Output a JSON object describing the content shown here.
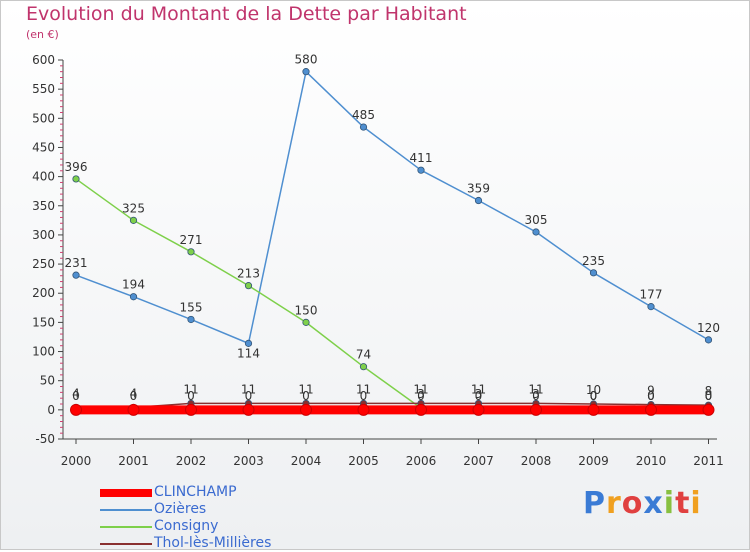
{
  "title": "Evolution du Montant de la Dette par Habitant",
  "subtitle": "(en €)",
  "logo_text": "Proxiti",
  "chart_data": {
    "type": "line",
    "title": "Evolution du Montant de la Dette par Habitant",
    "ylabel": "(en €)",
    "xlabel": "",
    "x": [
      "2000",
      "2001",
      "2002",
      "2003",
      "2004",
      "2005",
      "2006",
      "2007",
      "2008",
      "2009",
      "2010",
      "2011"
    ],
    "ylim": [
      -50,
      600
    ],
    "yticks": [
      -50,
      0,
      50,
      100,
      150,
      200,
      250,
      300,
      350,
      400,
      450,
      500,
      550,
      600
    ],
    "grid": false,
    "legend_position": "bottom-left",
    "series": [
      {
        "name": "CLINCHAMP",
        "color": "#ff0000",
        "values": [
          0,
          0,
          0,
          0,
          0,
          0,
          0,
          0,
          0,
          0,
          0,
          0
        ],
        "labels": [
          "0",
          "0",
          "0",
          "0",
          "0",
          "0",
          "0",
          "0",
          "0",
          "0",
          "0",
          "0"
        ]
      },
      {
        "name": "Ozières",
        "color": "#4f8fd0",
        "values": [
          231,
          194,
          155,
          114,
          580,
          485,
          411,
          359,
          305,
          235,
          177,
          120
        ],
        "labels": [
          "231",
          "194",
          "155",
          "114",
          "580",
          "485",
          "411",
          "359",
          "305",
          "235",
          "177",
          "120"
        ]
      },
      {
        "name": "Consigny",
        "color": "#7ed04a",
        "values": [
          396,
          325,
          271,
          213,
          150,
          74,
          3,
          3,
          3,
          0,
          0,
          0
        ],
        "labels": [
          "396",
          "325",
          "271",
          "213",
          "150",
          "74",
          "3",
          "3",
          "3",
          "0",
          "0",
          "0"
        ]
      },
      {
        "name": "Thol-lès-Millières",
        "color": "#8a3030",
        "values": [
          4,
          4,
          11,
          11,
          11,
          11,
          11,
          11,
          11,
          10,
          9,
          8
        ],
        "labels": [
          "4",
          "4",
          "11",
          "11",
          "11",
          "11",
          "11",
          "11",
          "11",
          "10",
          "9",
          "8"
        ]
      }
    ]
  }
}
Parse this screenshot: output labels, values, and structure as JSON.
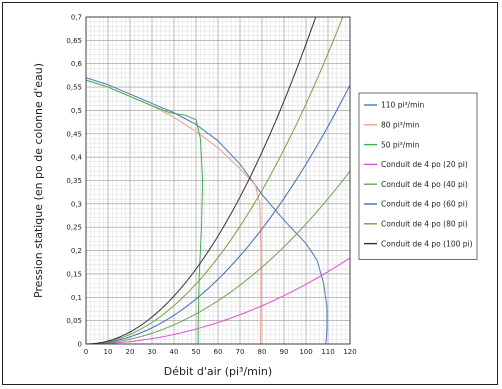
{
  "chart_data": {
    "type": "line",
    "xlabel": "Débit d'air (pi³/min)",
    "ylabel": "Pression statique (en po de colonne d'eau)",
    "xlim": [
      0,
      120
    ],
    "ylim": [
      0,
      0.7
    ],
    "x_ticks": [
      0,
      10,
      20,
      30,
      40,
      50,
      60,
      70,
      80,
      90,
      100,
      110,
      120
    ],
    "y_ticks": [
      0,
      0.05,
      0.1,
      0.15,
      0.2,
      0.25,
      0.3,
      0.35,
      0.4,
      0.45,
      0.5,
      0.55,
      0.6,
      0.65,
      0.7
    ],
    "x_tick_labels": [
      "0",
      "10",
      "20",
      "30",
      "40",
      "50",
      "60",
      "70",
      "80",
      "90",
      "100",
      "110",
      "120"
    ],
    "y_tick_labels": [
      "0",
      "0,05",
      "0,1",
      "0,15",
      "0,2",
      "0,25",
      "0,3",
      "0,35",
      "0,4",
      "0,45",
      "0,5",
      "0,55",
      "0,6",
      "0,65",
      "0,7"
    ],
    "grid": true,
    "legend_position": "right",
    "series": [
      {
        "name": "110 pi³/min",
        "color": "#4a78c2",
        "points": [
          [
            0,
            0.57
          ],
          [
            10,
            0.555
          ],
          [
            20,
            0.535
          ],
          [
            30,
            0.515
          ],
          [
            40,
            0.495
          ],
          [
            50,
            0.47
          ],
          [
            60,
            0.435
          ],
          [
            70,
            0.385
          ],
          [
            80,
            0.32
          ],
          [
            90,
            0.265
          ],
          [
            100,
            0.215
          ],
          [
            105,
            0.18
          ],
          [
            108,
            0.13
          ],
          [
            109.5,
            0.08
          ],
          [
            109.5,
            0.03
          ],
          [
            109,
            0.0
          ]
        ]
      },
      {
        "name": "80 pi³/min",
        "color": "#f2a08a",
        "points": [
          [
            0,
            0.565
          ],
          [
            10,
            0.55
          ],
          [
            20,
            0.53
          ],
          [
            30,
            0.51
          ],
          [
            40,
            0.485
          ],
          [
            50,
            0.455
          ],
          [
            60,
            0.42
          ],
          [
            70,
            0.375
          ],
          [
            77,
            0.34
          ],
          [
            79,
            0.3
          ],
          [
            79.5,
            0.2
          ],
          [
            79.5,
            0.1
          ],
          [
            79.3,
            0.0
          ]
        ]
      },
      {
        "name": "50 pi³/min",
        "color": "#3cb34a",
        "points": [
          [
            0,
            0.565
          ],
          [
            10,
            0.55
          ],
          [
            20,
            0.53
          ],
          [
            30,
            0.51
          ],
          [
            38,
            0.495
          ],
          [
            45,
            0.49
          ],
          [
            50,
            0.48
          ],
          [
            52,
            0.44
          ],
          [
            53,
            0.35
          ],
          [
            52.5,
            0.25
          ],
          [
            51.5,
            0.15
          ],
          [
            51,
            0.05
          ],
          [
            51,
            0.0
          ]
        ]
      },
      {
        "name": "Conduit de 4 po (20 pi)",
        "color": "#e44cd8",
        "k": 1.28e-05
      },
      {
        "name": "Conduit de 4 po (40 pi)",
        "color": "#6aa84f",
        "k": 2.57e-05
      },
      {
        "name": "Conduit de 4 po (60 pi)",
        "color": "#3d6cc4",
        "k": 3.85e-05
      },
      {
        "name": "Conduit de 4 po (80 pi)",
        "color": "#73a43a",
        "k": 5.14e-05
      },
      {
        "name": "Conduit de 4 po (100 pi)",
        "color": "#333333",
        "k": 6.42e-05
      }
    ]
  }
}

------------------------------------

WHAT THIS TASK INVOLVES
The records above are to be quoted exactly, with all pictures left out.

EXERCISE ANSWER
Output a JSON object describing the content shown here.
{
  "title": "Evolution du Montant de la Dette par Habitant",
  "subtitle": "(en €)",
  "logo_text": "Proxiti",
  "chart_data": {
    "type": "line",
    "title": "Evolution du Montant de la Dette par Habitant",
    "ylabel": "(en €)",
    "xlabel": "",
    "x": [
      "2000",
      "2001",
      "2002",
      "2003",
      "2004",
      "2005",
      "2006",
      "2007",
      "2008",
      "2009",
      "2010",
      "2011"
    ],
    "ylim": [
      -50,
      600
    ],
    "yticks": [
      -50,
      0,
      50,
      100,
      150,
      200,
      250,
      300,
      350,
      400,
      450,
      500,
      550,
      600
    ],
    "grid": false,
    "legend_position": "bottom-left",
    "series": [
      {
        "name": "CLINCHAMP",
        "color": "#ff0000",
        "values": [
          0,
          0,
          0,
          0,
          0,
          0,
          0,
          0,
          0,
          0,
          0,
          0
        ],
        "labels": [
          "0",
          "0",
          "0",
          "0",
          "0",
          "0",
          "0",
          "0",
          "0",
          "0",
          "0",
          "0"
        ]
      },
      {
        "name": "Ozières",
        "color": "#4f8fd0",
        "values": [
          231,
          194,
          155,
          114,
          580,
          485,
          411,
          359,
          305,
          235,
          177,
          120
        ],
        "labels": [
          "231",
          "194",
          "155",
          "114",
          "580",
          "485",
          "411",
          "359",
          "305",
          "235",
          "177",
          "120"
        ]
      },
      {
        "name": "Consigny",
        "color": "#7ed04a",
        "values": [
          396,
          325,
          271,
          213,
          150,
          74,
          3,
          3,
          3,
          0,
          0,
          0
        ],
        "labels": [
          "396",
          "325",
          "271",
          "213",
          "150",
          "74",
          "3",
          "3",
          "3",
          "0",
          "0",
          "0"
        ]
      },
      {
        "name": "Thol-lès-Millières",
        "color": "#8a3030",
        "values": [
          4,
          4,
          11,
          11,
          11,
          11,
          11,
          11,
          11,
          10,
          9,
          8
        ],
        "labels": [
          "4",
          "4",
          "11",
          "11",
          "11",
          "11",
          "11",
          "11",
          "11",
          "10",
          "9",
          "8"
        ]
      }
    ]
  }
}
Parse this screenshot: output labels, values, and structure as JSON.
{
  "chart_data": {
    "type": "line",
    "xlabel": "Débit d'air (pi³/min)",
    "ylabel": "Pression statique (en po de colonne d'eau)",
    "xlim": [
      0,
      120
    ],
    "ylim": [
      0,
      0.7
    ],
    "x_ticks": [
      0,
      10,
      20,
      30,
      40,
      50,
      60,
      70,
      80,
      90,
      100,
      110,
      120
    ],
    "y_ticks": [
      0,
      0.05,
      0.1,
      0.15,
      0.2,
      0.25,
      0.3,
      0.35,
      0.4,
      0.45,
      0.5,
      0.55,
      0.6,
      0.65,
      0.7
    ],
    "x_tick_labels": [
      "0",
      "10",
      "20",
      "30",
      "40",
      "50",
      "60",
      "70",
      "80",
      "90",
      "100",
      "110",
      "120"
    ],
    "y_tick_labels": [
      "0",
      "0,05",
      "0,1",
      "0,15",
      "0,2",
      "0,25",
      "0,3",
      "0,35",
      "0,4",
      "0,45",
      "0,5",
      "0,55",
      "0,6",
      "0,65",
      "0,7"
    ],
    "grid": true,
    "legend_position": "right",
    "series": [
      {
        "name": "110 pi³/min",
        "color": "#4a78c2",
        "points": [
          [
            0,
            0.57
          ],
          [
            10,
            0.555
          ],
          [
            20,
            0.535
          ],
          [
            30,
            0.515
          ],
          [
            40,
            0.495
          ],
          [
            50,
            0.47
          ],
          [
            60,
            0.435
          ],
          [
            70,
            0.385
          ],
          [
            80,
            0.32
          ],
          [
            90,
            0.265
          ],
          [
            100,
            0.215
          ],
          [
            105,
            0.18
          ],
          [
            108,
            0.13
          ],
          [
            109.5,
            0.08
          ],
          [
            109.5,
            0.03
          ],
          [
            109,
            0.0
          ]
        ]
      },
      {
        "name": "80 pi³/min",
        "color": "#f2a08a",
        "points": [
          [
            0,
            0.565
          ],
          [
            10,
            0.55
          ],
          [
            20,
            0.53
          ],
          [
            30,
            0.51
          ],
          [
            40,
            0.485
          ],
          [
            50,
            0.455
          ],
          [
            60,
            0.42
          ],
          [
            70,
            0.375
          ],
          [
            77,
            0.34
          ],
          [
            79,
            0.3
          ],
          [
            79.5,
            0.2
          ],
          [
            79.5,
            0.1
          ],
          [
            79.3,
            0.0
          ]
        ]
      },
      {
        "name": "50 pi³/min",
        "color": "#3cb34a",
        "points": [
          [
            0,
            0.565
          ],
          [
            10,
            0.55
          ],
          [
            20,
            0.53
          ],
          [
            30,
            0.51
          ],
          [
            38,
            0.495
          ],
          [
            45,
            0.49
          ],
          [
            50,
            0.48
          ],
          [
            52,
            0.44
          ],
          [
            53,
            0.35
          ],
          [
            52.5,
            0.25
          ],
          [
            51.5,
            0.15
          ],
          [
            51,
            0.05
          ],
          [
            51,
            0.0
          ]
        ]
      },
      {
        "name": "Conduit de 4 po (20 pi)",
        "color": "#e44cd8",
        "k": 1.28e-05
      },
      {
        "name": "Conduit de 4 po (40 pi)",
        "color": "#6aa84f",
        "k": 2.57e-05
      },
      {
        "name": "Conduit de 4 po (60 pi)",
        "color": "#3d6cc4",
        "k": 3.85e-05
      },
      {
        "name": "Conduit de 4 po (80 pi)",
        "color": "#73a43a",
        "k": 5.14e-05
      },
      {
        "name": "Conduit de 4 po (100 pi)",
        "color": "#333333",
        "k": 6.42e-05
      }
    ]
  }
}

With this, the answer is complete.